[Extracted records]
::::::::::

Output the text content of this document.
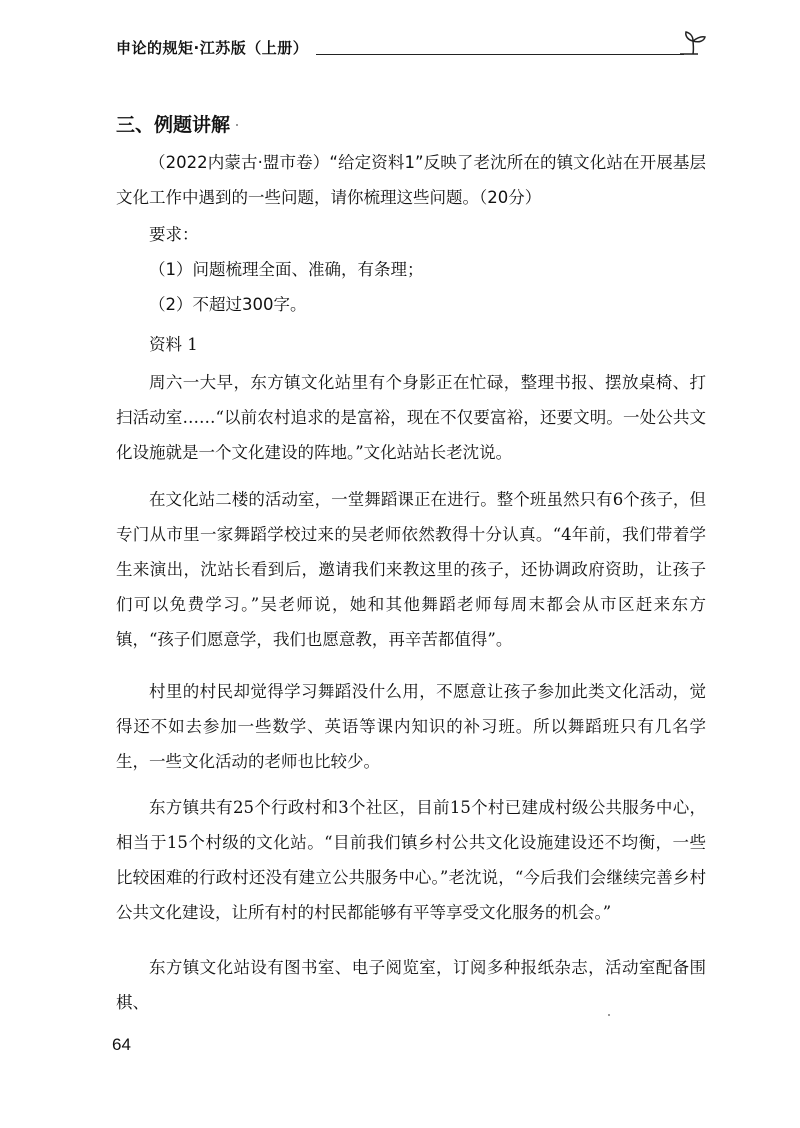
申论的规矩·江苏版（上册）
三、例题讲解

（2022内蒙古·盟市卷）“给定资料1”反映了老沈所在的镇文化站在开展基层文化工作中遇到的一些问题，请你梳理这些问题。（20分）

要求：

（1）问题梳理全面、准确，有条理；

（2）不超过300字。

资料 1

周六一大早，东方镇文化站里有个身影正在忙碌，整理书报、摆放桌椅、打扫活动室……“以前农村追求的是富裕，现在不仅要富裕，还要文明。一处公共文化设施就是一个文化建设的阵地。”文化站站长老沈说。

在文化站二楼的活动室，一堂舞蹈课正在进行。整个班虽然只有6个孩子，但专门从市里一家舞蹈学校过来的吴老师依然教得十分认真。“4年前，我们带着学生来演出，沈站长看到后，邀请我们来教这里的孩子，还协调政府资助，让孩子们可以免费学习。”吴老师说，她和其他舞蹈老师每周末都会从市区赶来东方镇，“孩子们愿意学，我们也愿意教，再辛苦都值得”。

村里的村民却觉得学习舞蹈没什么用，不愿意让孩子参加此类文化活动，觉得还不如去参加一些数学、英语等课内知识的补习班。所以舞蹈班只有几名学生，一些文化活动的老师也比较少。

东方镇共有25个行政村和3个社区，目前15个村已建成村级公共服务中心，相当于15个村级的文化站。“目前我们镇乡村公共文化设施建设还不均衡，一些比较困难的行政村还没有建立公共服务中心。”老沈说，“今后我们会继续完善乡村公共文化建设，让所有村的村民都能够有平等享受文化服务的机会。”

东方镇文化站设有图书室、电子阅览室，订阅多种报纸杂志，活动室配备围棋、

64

::::::::::

• **What to work on**
Set the pictures aside and transcribe the data above exactly.

• **Expected output**
Output the text content of this document.
申论的规矩·江苏版（上册）
三、例题讲解

（2022内蒙古·盟市卷）“给定资料1”反映了老沈所在的镇文化站在开展基层文化工作中遇到的一些问题，请你梳理这些问题。（20分）

要求：

（1）问题梳理全面、准确，有条理；

（2）不超过300字。

资料 1

周六一大早，东方镇文化站里有个身影正在忙碌，整理书报、摆放桌椅、打扫活动室……“以前农村追求的是富裕，现在不仅要富裕，还要文明。一处公共文化设施就是一个文化建设的阵地。”文化站站长老沈说。

在文化站二楼的活动室，一堂舞蹈课正在进行。整个班虽然只有6个孩子，但专门从市里一家舞蹈学校过来的吴老师依然教得十分认真。“4年前，我们带着学生来演出，沈站长看到后，邀请我们来教这里的孩子，还协调政府资助，让孩子们可以免费学习。”吴老师说，她和其他舞蹈老师每周末都会从市区赶来东方镇，“孩子们愿意学，我们也愿意教，再辛苦都值得”。

村里的村民却觉得学习舞蹈没什么用，不愿意让孩子参加此类文化活动，觉得还不如去参加一些数学、英语等课内知识的补习班。所以舞蹈班只有几名学生，一些文化活动的老师也比较少。

东方镇共有25个行政村和3个社区，目前15个村已建成村级公共服务中心，相当于15个村级的文化站。“目前我们镇乡村公共文化设施建设还不均衡，一些比较困难的行政村还没有建立公共服务中心。”老沈说，“今后我们会继续完善乡村公共文化建设，让所有村的村民都能够有平等享受文化服务的机会。”

东方镇文化站设有图书室、电子阅览室，订阅多种报纸杂志，活动室配备围棋、

64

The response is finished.